Exercise description:
Write out the listing beneath this instruction in its entirety, exactly as it reads.

Working data:
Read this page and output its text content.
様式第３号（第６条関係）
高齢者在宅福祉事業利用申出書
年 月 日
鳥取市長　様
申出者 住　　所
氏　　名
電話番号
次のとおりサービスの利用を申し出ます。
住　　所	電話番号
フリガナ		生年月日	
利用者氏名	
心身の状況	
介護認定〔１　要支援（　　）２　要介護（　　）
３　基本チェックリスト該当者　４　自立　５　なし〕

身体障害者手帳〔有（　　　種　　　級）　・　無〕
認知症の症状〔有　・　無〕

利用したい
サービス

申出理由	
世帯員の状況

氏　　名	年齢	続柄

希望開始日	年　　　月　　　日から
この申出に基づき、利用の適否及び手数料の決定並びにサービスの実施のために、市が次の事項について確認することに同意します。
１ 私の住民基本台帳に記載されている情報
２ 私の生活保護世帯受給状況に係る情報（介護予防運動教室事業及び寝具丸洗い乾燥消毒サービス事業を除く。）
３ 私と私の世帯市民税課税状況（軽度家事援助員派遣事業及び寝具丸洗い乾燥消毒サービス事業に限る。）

Solution to this problem:
Read this page and output its text content.
様式第３号（第６条関係）
高齢者在宅福祉事業利用申出書
年 月 日
鳥取市長　様
申出者 住　　所
氏　　名
電話番号
次のとおりサービスの利用を申し出ます。
住　　所	電話番号
フリガナ		生年月日	
利用者氏名	
心身の状況	
介護認定〔１　要支援（　　）２　要介護（　　）
３　基本チェックリスト該当者　４　自立　５　なし〕

身体障害者手帳〔有（　　　種　　　級）　・　無〕
認知症の症状〔有　・　無〕

利用したい
サービス

申出理由	
世帯員の状況

氏　　名	年齢	続柄

希望開始日	年　　　月　　　日から
この申出に基づき、利用の適否及び手数料の決定並びにサービスの実施のために、市が次の事項について確認することに同意します。
１ 私の住民基本台帳に記載されている情報
２ 私の生活保護世帯受給状況に係る情報（介護予防運動教室事業及び寝具丸洗い乾燥消毒サービス事業を除く。）
３ 私と私の世帯市民税課税状況（軽度家事援助員派遣事業及び寝具丸洗い乾燥消毒サービス事業に限る。）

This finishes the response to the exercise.